## begin Provided entries

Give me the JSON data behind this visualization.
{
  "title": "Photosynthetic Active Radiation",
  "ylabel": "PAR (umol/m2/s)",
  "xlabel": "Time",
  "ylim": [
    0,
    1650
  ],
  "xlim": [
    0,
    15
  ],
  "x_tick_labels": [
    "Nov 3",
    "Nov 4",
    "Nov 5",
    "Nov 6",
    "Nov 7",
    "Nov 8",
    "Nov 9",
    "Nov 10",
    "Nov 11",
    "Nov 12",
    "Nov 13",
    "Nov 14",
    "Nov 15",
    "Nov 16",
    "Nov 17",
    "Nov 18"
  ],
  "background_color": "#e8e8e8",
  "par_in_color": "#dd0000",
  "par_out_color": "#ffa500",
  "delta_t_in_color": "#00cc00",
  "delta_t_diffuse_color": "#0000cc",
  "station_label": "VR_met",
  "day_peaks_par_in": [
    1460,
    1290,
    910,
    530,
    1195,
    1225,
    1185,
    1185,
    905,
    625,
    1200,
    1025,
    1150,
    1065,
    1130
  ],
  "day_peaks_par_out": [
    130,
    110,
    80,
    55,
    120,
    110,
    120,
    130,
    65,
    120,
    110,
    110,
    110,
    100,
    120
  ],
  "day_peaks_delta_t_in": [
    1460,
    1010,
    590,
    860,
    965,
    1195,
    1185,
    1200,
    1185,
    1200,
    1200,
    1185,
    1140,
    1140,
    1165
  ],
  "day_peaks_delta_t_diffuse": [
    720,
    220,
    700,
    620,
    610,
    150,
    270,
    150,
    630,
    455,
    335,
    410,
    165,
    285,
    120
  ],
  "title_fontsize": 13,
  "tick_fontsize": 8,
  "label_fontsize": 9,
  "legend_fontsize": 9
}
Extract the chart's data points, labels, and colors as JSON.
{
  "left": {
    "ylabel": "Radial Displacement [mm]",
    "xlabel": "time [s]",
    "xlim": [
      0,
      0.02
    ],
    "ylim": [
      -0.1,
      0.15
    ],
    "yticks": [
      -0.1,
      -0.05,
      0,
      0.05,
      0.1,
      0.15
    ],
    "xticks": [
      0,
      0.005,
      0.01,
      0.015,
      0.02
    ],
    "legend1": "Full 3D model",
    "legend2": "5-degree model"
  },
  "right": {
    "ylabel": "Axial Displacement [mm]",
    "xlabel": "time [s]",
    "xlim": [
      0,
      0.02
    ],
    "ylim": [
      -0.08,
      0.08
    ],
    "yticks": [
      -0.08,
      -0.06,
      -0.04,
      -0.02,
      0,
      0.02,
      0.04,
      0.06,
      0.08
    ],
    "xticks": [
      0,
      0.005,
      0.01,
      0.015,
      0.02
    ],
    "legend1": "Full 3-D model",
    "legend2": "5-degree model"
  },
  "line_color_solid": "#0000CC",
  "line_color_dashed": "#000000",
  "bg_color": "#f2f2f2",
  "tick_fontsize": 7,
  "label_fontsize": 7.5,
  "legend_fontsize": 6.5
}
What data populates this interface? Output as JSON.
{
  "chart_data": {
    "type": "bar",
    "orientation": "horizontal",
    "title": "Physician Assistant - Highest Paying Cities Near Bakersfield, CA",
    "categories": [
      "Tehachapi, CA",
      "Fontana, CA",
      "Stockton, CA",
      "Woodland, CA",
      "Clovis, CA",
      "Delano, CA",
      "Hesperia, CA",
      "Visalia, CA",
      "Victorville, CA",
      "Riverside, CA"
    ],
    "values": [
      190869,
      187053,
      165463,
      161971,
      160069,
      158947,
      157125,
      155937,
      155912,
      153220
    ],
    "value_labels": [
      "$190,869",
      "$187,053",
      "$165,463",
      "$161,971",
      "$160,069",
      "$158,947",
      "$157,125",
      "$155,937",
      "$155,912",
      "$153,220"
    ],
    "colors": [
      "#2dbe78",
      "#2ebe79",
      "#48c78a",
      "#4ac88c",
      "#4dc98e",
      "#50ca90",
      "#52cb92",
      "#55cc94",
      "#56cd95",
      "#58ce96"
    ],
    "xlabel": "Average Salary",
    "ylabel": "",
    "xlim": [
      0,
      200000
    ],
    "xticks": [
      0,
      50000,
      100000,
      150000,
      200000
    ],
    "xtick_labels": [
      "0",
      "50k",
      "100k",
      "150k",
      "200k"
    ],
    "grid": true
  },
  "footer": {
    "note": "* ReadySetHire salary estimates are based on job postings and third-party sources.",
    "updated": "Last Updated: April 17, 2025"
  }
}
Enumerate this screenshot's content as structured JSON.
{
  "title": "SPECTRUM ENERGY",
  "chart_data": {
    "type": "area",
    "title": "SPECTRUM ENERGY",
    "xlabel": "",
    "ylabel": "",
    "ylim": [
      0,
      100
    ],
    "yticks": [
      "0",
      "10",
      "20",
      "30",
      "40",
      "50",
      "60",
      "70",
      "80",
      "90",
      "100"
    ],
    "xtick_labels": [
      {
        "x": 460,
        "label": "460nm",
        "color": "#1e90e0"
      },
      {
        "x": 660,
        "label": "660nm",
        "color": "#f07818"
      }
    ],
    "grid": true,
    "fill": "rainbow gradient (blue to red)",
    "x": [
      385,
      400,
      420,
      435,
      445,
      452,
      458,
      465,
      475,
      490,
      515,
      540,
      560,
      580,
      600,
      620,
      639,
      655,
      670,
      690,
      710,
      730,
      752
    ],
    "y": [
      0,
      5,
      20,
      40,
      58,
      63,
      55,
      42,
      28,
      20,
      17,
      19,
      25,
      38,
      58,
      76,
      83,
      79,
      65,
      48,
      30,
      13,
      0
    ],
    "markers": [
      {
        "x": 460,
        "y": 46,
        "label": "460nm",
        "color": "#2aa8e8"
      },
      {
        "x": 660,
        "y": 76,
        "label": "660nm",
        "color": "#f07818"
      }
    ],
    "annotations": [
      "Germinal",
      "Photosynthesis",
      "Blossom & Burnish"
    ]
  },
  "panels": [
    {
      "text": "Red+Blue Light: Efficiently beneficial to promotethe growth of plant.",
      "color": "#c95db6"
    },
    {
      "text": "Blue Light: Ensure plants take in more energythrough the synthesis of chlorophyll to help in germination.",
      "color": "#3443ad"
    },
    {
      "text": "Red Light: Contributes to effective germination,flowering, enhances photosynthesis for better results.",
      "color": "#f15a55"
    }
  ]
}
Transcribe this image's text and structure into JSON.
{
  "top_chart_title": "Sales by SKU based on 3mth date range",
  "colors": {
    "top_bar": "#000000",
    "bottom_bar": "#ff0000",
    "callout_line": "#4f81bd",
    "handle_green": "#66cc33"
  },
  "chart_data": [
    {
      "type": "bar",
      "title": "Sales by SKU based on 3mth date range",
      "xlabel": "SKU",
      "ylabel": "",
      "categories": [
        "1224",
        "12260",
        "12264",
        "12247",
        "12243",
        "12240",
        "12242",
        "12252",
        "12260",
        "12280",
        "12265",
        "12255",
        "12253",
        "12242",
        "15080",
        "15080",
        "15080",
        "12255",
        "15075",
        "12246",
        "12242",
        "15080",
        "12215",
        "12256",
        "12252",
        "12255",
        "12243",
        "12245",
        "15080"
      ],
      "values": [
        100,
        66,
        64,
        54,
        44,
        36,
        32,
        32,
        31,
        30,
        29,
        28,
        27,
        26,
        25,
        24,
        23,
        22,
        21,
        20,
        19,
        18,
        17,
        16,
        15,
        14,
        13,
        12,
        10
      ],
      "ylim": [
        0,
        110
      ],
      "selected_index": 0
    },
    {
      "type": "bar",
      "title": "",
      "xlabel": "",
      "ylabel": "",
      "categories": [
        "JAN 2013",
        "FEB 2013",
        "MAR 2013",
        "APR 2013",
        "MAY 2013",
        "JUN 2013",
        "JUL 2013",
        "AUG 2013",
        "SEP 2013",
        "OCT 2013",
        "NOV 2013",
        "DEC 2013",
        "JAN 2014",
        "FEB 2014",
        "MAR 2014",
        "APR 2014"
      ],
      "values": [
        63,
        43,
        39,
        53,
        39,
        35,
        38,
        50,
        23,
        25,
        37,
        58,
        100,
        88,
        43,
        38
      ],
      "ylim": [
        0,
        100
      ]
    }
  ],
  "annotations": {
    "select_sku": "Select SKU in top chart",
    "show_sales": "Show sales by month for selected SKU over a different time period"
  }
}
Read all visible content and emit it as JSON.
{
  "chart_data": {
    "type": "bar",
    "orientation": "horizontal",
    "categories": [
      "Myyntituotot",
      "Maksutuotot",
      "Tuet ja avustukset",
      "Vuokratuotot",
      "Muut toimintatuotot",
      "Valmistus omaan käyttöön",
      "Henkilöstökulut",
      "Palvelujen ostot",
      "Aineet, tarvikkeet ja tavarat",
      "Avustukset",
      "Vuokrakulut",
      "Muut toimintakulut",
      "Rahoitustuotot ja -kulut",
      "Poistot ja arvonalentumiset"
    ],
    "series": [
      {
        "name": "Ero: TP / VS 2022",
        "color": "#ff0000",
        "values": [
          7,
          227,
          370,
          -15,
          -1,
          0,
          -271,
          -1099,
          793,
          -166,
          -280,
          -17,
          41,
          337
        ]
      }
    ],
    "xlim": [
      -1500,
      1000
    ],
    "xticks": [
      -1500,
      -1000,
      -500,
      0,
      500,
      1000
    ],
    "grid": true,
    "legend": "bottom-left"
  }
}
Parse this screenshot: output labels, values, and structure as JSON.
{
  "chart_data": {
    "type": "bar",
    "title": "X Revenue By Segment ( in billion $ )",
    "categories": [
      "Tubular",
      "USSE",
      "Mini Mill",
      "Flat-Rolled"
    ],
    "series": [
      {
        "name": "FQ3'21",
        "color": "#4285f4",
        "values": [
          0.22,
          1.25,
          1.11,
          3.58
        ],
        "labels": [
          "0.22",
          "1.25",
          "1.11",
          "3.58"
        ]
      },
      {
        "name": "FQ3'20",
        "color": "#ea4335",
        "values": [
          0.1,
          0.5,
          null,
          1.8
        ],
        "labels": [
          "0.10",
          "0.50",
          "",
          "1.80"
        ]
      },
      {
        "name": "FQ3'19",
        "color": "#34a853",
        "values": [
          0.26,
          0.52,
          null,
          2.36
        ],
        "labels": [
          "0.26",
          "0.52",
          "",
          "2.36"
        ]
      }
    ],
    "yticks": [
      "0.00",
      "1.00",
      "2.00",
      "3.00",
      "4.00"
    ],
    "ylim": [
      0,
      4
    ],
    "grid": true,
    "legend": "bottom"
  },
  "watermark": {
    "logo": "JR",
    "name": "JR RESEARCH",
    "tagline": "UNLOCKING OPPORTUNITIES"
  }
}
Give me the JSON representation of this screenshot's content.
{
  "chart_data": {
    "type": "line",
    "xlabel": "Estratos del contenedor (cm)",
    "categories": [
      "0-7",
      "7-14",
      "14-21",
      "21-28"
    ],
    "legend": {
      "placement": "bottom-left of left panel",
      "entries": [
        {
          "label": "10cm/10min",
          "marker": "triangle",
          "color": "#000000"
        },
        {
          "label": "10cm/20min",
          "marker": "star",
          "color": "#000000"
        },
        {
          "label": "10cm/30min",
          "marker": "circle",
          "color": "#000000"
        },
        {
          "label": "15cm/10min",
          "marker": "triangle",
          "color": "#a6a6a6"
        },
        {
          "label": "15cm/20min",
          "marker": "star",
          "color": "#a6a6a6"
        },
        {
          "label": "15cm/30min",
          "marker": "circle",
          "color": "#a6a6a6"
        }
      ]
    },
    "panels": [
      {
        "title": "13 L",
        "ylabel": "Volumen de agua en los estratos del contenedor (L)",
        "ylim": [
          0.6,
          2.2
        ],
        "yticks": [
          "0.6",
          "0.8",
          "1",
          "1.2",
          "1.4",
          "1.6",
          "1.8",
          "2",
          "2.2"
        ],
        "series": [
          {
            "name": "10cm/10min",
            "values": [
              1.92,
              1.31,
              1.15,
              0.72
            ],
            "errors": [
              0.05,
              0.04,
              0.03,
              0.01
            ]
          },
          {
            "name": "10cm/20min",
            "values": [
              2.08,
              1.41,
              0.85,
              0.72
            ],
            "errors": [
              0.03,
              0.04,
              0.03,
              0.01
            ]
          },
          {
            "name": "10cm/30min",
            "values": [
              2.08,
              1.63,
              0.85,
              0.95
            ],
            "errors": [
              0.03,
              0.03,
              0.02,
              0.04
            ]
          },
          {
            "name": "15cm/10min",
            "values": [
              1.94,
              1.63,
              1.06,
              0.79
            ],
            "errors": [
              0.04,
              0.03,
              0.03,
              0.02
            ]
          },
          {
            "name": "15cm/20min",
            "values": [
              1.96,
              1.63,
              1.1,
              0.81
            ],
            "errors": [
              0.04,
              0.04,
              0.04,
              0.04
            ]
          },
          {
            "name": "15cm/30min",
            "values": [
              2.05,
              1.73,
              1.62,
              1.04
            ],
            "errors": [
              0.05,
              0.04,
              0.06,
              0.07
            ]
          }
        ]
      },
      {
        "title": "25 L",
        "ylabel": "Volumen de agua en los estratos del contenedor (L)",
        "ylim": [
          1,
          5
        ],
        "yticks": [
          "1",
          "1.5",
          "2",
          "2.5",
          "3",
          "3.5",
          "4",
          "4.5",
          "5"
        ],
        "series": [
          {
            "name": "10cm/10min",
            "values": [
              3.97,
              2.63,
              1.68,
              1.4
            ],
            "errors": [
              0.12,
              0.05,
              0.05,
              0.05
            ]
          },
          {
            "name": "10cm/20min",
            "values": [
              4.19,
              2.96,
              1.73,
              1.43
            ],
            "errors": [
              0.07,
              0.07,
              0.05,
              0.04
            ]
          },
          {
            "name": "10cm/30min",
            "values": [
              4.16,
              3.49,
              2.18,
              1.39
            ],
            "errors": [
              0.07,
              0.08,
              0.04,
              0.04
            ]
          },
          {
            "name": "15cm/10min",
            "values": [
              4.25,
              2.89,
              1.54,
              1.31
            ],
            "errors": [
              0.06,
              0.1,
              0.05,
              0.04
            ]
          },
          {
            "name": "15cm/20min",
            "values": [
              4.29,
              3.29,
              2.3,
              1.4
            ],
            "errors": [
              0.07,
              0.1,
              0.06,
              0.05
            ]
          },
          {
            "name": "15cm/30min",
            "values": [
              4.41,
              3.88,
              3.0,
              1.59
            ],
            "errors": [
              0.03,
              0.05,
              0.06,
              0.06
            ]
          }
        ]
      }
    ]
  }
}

## end Provided entries

Task details
Of the lines in the listing, how many hold the word "Give"? Nothing but the number is needed.

Solution for this task
2